* _WORK INSTRUCTION A_
Quote the article on tax changes in the American Families Plan word for word, everything from "Among other things, the" down to "Care Act subsidies.".
* _WORK INSTRUCTION B_
Extend the article on how the American Families Plan's tax changes could affect farmers and ranchers, picking up after its final sentence.

* _SELECTED EXCERPT_
How You Could Be Impacted By Tax Changes In The American Families Plan

SARA WYANT AND PHILIP BRASHER

WASHINGTON, D.C.

   President Joe Biden recently unveiled the American Families Plan, which won both cheers and jeers across farm country. The biggest concern for farmers and ranchers comes from the proposed “pay fors” which includes tax changes.

   Among other things, the $1.8 trillion package proposes to expand child nutrition assistance, offer free community college, universal pre-K, paid family and medical leave and an extend Affordable Care Act subsidies.

   To pay for all of these, the president is also planning to impose higher taxes on corporations, high-income earners and capital gains taxes on inherited assets. However, he’s promised protections for farms and other family-owned businesses that continue in operation.

   Under current law, capital gains taxes are only applied to inherited assets such as land, buildings and stocks when they are sold, and then they are taxed according to the “stepped-up basis” – the value at the time of the decedent’s death, not the value at which the decedent originally acquired the property.

   A summary of the president’s plan says he wants to eliminate a “loophole that allows the wealthiest Americans to entirely escape tax on their wealth by passing it down to heirs,” exacerbating income inequality.

   “The President’s plan will close this loophole, ending the practice of ‘stepping-up’ the basis for gains in excess of $1 million ($2.5 million per couple when combined with existing real estate exemptions) and making sure the gains are taxed if the property is not donated to charity,” the summary says.

   “The reform will be designed with protections so that family-owned businesses and farms will not have to pay taxes when given to heirs who continue to run the business. Without these changes, billions in capital income would continue to escape taxation entirely.”

   The White House didn’t provide any more detail of their proposal, but the Agriculture Department released a further explanation that said the proposal "defers any tax liability on family farms as long as the farm remains family-owned and operated." The USDA summary said that assets subject to the $1 million-per-person exemption would continue to receive the step-up in basis when sold.

   Patricia Wolff, a senior director of congressional relations for the American Farm Bureau Federation, said there are three changes that could mean higher taxes for farmers and ranchers.

* _Dataset entries_
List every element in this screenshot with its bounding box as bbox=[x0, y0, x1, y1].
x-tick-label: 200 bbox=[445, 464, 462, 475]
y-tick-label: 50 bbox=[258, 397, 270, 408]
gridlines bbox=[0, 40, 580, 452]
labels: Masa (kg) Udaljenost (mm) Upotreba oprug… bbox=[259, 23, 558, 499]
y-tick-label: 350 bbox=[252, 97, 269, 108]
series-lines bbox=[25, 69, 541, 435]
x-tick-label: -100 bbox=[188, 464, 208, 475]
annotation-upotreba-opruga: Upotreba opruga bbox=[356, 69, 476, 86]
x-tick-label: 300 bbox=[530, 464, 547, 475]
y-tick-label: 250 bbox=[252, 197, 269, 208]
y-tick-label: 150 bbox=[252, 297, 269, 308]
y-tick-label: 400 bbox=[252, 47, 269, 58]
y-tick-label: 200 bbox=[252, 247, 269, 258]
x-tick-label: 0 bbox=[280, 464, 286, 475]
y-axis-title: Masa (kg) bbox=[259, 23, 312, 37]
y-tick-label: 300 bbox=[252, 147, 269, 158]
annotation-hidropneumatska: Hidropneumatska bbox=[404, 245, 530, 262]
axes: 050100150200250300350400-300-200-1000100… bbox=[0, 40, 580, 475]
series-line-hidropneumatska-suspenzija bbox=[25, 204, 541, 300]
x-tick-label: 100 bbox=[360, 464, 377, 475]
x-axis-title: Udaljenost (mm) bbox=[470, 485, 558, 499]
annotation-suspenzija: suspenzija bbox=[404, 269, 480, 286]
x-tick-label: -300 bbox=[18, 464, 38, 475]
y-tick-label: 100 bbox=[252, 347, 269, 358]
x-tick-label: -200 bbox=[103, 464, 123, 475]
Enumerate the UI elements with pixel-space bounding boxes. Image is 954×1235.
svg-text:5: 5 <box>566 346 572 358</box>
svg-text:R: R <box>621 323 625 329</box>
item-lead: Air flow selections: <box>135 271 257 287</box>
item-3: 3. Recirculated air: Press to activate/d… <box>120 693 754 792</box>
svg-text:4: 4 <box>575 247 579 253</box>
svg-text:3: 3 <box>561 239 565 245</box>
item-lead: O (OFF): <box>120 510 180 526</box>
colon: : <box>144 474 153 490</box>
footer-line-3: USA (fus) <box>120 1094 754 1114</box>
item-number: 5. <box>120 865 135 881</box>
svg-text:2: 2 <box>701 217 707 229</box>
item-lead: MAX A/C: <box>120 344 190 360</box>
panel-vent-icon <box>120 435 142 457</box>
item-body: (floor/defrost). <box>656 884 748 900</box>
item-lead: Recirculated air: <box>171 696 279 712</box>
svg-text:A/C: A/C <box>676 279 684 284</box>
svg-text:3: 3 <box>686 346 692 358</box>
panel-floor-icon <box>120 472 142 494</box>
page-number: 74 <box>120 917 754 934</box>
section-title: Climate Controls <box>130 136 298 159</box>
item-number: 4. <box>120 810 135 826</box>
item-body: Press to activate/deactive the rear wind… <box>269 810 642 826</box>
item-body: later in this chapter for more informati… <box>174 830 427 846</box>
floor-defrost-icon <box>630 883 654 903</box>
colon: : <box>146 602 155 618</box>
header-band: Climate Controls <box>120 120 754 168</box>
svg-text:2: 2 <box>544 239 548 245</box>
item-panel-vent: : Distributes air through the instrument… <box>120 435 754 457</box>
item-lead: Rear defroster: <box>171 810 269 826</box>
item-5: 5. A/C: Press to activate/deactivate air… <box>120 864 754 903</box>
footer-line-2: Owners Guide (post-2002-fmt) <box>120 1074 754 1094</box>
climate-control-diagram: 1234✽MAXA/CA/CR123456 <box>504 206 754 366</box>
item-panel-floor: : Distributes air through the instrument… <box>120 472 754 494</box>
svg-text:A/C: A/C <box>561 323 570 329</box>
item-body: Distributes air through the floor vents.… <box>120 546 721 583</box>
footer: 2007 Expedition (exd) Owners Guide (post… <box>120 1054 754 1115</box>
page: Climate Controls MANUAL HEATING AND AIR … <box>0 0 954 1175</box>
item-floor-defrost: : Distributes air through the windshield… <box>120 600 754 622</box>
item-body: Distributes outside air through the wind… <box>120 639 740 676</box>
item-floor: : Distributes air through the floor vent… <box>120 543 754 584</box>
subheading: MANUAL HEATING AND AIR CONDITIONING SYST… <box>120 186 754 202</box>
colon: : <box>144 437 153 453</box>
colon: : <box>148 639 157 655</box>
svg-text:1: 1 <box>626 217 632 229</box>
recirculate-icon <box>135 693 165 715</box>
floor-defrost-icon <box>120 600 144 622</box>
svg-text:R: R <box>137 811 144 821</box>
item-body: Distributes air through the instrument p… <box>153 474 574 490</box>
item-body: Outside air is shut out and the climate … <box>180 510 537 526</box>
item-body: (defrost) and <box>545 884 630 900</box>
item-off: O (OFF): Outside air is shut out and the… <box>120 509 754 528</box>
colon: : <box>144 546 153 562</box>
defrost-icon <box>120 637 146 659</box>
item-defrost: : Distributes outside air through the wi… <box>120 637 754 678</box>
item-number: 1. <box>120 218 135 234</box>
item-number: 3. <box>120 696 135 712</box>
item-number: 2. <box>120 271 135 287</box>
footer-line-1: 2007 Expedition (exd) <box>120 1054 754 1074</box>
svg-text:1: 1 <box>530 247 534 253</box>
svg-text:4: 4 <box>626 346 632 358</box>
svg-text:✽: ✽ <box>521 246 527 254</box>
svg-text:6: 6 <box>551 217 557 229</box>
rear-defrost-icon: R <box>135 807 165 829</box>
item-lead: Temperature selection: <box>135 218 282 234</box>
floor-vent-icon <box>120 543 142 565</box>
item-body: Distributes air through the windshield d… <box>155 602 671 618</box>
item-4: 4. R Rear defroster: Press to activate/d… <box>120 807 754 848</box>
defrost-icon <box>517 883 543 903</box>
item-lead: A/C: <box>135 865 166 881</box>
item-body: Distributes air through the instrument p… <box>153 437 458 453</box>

* _EXERCISE RESULT A_
Among other things, the $1.8 trillion package proposes to expand child nutrition assistance, offer free community college, universal pre-K, paid family and medical leave and an extend Affordable Care Act subsidies.

* _EXERCISE RESULT B_
   “One is an increase in the capital gains tax rate, that would apply to any sale of land or buildings. The second is a curb on the ability of farmers to sell one asset and buy another without paying capital gains taxes, that's called like kind exchanges, and the third is a new capital gains tax at death, and the repeal of stepped up basis.”

   Wolff said the $1 million exemption was inadequate for agriculture and that the promised provisions protecting farms and ranches would likely be complicated and expensive for farmers to use.

   “Just saying that you’re going to have some special program for farms and other family-owned businesses doesn’t mean that it’s a panacea,” she said.

   She said 32 percent of U.S. farms would be worth more than $1 million, and those farms account for more than 90 percent of farmland.

   Biden's plan is in line with a proposal announced by Sen. Chris Van Hollen, D-Md., in March that included a $1 million exemption.

   The president is not proposing any changes to estate tax laws, but he is proposing to raise the top individual tax rate from 37 percent to 39.6 percent and require all households with incomes of more than $1 million to pay that rate on all their income, including capital gains. 

   That higher rate would make any tax on inherited farmland "astronomical," Wolff said.

   But Jason Furman, an economic adviser to former President Barack Obama, said the proposal didn't go quite far enough.

   "Taxing capital gains at death is a really important proposal that would do a lot to make capital taxation more efficient and effective," he said in one of a series of tweets. "I understand the $1m exemption may be needed politically, but substantively I also want more – which in this case would mean a lower exemption."

   AFBF and other farm groups have been lobbying lawmakers to resist any of Biden’s proposals that would increase taxation of inherited assets.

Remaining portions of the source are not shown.